_GOAL_
Write out the whole listing word for word.

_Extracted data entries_
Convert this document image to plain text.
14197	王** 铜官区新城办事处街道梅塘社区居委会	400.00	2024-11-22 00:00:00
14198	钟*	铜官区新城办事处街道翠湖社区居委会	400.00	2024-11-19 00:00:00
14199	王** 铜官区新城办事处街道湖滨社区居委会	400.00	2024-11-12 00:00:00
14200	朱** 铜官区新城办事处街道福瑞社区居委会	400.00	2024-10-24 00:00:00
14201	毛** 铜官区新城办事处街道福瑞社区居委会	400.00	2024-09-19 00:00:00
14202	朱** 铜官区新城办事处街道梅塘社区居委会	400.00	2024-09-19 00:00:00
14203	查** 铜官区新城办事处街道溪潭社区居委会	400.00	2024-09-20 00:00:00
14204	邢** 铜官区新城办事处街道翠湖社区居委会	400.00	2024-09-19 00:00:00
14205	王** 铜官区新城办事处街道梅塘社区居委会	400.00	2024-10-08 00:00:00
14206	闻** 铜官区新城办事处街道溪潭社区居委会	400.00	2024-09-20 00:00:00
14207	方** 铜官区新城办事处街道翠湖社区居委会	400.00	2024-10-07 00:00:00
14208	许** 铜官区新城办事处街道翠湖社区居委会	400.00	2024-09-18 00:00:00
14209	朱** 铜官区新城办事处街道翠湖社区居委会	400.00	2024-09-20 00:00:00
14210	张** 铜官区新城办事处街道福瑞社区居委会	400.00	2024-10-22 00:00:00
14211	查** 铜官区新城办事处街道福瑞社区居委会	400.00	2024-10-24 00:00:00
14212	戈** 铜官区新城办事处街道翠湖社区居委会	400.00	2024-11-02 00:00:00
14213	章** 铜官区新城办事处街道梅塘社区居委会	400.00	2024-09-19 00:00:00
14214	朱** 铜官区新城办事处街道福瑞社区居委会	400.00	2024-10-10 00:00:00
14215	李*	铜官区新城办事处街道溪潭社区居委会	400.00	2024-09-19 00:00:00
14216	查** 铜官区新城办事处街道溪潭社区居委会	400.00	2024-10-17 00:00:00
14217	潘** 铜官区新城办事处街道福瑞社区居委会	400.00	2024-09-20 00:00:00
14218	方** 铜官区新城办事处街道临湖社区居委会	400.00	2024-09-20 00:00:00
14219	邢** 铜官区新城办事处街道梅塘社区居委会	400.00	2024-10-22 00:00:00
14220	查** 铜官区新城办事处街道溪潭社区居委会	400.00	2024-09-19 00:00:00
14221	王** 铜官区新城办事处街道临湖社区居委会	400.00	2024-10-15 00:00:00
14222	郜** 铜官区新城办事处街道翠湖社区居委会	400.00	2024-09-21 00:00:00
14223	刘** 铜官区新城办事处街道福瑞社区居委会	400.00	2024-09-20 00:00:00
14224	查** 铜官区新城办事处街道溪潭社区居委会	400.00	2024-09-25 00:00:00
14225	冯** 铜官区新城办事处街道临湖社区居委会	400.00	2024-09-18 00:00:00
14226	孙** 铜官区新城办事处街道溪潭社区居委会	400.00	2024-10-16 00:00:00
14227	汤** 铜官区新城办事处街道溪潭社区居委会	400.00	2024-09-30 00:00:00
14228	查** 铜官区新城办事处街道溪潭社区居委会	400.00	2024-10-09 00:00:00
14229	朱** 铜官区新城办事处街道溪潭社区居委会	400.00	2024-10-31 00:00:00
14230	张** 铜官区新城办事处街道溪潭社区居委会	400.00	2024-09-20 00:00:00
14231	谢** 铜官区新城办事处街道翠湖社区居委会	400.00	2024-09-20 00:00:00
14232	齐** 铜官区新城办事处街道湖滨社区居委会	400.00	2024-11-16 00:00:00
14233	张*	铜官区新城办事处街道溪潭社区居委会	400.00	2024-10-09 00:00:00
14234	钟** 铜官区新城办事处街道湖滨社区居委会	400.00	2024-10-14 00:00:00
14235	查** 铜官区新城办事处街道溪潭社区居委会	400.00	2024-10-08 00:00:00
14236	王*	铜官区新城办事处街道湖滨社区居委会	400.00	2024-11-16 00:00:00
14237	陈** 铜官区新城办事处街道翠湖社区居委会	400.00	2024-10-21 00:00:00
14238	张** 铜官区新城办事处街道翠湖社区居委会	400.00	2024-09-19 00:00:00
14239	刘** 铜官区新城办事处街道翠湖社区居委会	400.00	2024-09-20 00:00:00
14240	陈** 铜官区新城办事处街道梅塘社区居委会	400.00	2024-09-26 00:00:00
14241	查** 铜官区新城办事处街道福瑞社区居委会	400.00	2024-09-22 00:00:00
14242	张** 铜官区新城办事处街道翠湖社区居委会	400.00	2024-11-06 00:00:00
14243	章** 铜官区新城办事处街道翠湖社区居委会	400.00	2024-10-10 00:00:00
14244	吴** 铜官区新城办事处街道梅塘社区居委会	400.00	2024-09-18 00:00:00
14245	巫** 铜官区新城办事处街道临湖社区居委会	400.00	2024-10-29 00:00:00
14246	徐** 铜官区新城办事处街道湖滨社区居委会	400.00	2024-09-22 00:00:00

_SOLUTION_
Convert this document image to plain text.
14197	王** 铜官区新城办事处街道梅塘社区居委会	400.00	2024-11-22 00:00:00
14198	钟*	铜官区新城办事处街道翠湖社区居委会	400.00	2024-11-19 00:00:00
14199	王** 铜官区新城办事处街道湖滨社区居委会	400.00	2024-11-12 00:00:00
14200	朱** 铜官区新城办事处街道福瑞社区居委会	400.00	2024-10-24 00:00:00
14201	毛** 铜官区新城办事处街道福瑞社区居委会	400.00	2024-09-19 00:00:00
14202	朱** 铜官区新城办事处街道梅塘社区居委会	400.00	2024-09-19 00:00:00
14203	查** 铜官区新城办事处街道溪潭社区居委会	400.00	2024-09-20 00:00:00
14204	邢** 铜官区新城办事处街道翠湖社区居委会	400.00	2024-09-19 00:00:00
14205	王** 铜官区新城办事处街道梅塘社区居委会	400.00	2024-10-08 00:00:00
14206	闻** 铜官区新城办事处街道溪潭社区居委会	400.00	2024-09-20 00:00:00
14207	方** 铜官区新城办事处街道翠湖社区居委会	400.00	2024-10-07 00:00:00
14208	许** 铜官区新城办事处街道翠湖社区居委会	400.00	2024-09-18 00:00:00
14209	朱** 铜官区新城办事处街道翠湖社区居委会	400.00	2024-09-20 00:00:00
14210	张** 铜官区新城办事处街道福瑞社区居委会	400.00	2024-10-22 00:00:00
14211	查** 铜官区新城办事处街道福瑞社区居委会	400.00	2024-10-24 00:00:00
14212	戈** 铜官区新城办事处街道翠湖社区居委会	400.00	2024-11-02 00:00:00
14213	章** 铜官区新城办事处街道梅塘社区居委会	400.00	2024-09-19 00:00:00
14214	朱** 铜官区新城办事处街道福瑞社区居委会	400.00	2024-10-10 00:00:00
14215	李*	铜官区新城办事处街道溪潭社区居委会	400.00	2024-09-19 00:00:00
14216	查** 铜官区新城办事处街道溪潭社区居委会	400.00	2024-10-17 00:00:00
14217	潘** 铜官区新城办事处街道福瑞社区居委会	400.00	2024-09-20 00:00:00
14218	方** 铜官区新城办事处街道临湖社区居委会	400.00	2024-09-20 00:00:00
14219	邢** 铜官区新城办事处街道梅塘社区居委会	400.00	2024-10-22 00:00:00
14220	查** 铜官区新城办事处街道溪潭社区居委会	400.00	2024-09-19 00:00:00
14221	王** 铜官区新城办事处街道临湖社区居委会	400.00	2024-10-15 00:00:00
14222	郜** 铜官区新城办事处街道翠湖社区居委会	400.00	2024-09-21 00:00:00
14223	刘** 铜官区新城办事处街道福瑞社区居委会	400.00	2024-09-20 00:00:00
14224	查** 铜官区新城办事处街道溪潭社区居委会	400.00	2024-09-25 00:00:00
14225	冯** 铜官区新城办事处街道临湖社区居委会	400.00	2024-09-18 00:00:00
14226	孙** 铜官区新城办事处街道溪潭社区居委会	400.00	2024-10-16 00:00:00
14227	汤** 铜官区新城办事处街道溪潭社区居委会	400.00	2024-09-30 00:00:00
14228	查** 铜官区新城办事处街道溪潭社区居委会	400.00	2024-10-09 00:00:00
14229	朱** 铜官区新城办事处街道溪潭社区居委会	400.00	2024-10-31 00:00:00
14230	张** 铜官区新城办事处街道溪潭社区居委会	400.00	2024-09-20 00:00:00
14231	谢** 铜官区新城办事处街道翠湖社区居委会	400.00	2024-09-20 00:00:00
14232	齐** 铜官区新城办事处街道湖滨社区居委会	400.00	2024-11-16 00:00:00
14233	张*	铜官区新城办事处街道溪潭社区居委会	400.00	2024-10-09 00:00:00
14234	钟** 铜官区新城办事处街道湖滨社区居委会	400.00	2024-10-14 00:00:00
14235	查** 铜官区新城办事处街道溪潭社区居委会	400.00	2024-10-08 00:00:00
14236	王*	铜官区新城办事处街道湖滨社区居委会	400.00	2024-11-16 00:00:00
14237	陈** 铜官区新城办事处街道翠湖社区居委会	400.00	2024-10-21 00:00:00
14238	张** 铜官区新城办事处街道翠湖社区居委会	400.00	2024-09-19 00:00:00
14239	刘** 铜官区新城办事处街道翠湖社区居委会	400.00	2024-09-20 00:00:00
14240	陈** 铜官区新城办事处街道梅塘社区居委会	400.00	2024-09-26 00:00:00
14241	查** 铜官区新城办事处街道福瑞社区居委会	400.00	2024-09-22 00:00:00
14242	张** 铜官区新城办事处街道翠湖社区居委会	400.00	2024-11-06 00:00:00
14243	章** 铜官区新城办事处街道翠湖社区居委会	400.00	2024-10-10 00:00:00
14244	吴** 铜官区新城办事处街道梅塘社区居委会	400.00	2024-09-18 00:00:00
14245	巫** 铜官区新城办事处街道临湖社区居委会	400.00	2024-10-29 00:00:00
14246	徐** 铜官区新城办事处街道湖滨社区居委会	400.00	2024-09-22 00:00:00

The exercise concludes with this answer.